# [TASK BRIEF]
Report the number of lines that hold the string "document". Leave out any other text.

** start of INPUT FOR THIS TASK **

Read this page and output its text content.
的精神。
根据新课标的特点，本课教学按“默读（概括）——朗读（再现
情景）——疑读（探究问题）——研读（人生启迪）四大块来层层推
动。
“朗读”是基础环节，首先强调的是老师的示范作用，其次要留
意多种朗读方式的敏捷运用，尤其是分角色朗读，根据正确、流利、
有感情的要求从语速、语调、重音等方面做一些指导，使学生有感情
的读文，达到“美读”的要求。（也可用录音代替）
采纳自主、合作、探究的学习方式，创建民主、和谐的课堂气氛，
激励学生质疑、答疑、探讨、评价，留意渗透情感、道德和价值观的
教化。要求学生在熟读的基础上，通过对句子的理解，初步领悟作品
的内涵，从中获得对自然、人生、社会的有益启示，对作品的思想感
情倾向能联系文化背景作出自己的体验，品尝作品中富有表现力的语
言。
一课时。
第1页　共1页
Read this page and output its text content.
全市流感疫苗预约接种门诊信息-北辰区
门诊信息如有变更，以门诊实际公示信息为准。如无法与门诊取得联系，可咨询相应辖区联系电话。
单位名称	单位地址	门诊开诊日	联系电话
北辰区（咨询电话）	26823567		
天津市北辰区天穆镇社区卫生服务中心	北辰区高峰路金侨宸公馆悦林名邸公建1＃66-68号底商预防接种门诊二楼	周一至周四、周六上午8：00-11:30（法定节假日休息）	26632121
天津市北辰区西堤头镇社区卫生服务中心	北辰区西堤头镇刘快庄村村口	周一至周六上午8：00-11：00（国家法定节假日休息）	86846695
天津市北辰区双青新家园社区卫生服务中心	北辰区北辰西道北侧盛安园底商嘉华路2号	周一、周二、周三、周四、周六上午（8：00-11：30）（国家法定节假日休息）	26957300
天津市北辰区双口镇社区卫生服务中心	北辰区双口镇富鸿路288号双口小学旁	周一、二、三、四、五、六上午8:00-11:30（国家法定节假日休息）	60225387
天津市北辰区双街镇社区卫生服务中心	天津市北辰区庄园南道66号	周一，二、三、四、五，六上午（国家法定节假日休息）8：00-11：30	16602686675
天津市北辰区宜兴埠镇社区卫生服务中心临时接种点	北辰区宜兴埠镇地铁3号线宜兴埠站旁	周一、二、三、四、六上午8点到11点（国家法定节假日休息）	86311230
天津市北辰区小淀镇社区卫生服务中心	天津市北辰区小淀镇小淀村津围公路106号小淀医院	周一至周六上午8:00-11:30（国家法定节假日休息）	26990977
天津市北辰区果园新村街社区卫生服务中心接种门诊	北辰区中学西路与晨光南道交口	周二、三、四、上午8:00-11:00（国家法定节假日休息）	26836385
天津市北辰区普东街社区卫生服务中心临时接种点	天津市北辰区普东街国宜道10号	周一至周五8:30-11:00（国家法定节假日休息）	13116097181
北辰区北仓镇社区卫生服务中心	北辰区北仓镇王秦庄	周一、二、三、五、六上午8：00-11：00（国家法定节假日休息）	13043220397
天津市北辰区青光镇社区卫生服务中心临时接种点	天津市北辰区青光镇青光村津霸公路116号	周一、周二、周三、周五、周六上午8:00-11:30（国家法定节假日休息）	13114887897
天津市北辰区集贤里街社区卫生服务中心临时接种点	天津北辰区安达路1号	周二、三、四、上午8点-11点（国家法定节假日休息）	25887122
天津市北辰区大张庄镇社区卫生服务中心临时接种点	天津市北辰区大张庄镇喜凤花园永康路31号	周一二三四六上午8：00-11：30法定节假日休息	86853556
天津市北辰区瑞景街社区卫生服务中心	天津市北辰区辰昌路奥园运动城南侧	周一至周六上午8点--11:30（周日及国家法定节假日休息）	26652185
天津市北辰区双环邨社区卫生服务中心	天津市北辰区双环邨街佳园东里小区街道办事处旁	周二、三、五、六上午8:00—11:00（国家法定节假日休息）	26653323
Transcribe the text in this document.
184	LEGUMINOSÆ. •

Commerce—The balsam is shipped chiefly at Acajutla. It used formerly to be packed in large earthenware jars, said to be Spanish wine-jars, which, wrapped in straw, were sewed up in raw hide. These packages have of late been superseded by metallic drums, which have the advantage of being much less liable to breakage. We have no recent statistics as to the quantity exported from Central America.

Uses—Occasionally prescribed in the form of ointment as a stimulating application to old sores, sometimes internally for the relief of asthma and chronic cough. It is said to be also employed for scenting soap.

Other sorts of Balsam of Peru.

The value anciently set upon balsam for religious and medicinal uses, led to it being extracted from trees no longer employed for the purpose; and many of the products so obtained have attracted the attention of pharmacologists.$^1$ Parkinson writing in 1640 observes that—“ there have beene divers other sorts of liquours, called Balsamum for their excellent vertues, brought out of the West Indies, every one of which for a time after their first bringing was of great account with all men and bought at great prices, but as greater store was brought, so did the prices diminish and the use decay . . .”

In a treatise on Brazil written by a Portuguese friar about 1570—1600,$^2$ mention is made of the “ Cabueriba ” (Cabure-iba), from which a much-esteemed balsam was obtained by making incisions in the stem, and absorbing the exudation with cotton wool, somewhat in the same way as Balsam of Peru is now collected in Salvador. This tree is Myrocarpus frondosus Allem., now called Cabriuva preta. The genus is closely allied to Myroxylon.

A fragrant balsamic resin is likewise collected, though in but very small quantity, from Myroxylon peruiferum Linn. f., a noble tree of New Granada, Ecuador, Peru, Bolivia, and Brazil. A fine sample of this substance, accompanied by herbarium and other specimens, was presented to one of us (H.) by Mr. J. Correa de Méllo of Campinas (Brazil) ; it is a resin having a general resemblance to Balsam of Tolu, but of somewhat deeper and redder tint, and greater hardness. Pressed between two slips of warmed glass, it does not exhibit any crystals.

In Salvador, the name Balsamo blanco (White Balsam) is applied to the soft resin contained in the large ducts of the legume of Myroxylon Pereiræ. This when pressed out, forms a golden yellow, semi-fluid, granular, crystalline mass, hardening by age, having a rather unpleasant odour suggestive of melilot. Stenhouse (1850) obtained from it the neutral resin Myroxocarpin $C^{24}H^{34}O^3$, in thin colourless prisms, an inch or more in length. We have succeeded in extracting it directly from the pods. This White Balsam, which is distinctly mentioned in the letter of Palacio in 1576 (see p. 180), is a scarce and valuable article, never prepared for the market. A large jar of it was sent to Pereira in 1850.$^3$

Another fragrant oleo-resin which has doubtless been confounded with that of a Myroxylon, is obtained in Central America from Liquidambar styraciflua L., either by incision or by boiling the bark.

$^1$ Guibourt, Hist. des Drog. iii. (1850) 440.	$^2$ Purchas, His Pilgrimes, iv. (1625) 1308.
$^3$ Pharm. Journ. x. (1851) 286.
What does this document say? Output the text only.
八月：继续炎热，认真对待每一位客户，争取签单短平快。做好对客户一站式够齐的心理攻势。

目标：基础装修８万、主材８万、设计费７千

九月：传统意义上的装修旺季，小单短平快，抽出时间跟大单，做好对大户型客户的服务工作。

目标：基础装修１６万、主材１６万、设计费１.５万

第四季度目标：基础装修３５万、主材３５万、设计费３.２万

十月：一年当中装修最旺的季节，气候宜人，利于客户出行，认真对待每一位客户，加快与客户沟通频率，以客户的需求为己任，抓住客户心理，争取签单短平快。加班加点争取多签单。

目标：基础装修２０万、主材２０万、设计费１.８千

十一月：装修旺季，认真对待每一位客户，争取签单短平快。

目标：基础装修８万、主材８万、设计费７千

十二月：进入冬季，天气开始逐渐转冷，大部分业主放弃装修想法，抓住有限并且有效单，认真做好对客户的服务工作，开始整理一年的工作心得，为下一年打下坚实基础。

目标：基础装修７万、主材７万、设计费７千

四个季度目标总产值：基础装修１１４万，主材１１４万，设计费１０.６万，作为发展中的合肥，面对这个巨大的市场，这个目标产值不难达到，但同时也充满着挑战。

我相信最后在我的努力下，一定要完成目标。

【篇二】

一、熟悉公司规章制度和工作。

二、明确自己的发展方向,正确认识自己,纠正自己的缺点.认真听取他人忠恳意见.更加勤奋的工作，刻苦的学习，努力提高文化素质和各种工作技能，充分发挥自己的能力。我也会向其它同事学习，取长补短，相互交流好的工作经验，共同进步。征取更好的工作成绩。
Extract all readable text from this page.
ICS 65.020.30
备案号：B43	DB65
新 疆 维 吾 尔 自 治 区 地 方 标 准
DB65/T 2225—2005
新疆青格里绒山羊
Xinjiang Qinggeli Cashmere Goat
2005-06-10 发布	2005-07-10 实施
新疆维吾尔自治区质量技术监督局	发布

** end of INPUT FOR THIS TASK **

# [RESULT OF THIS TASK]
2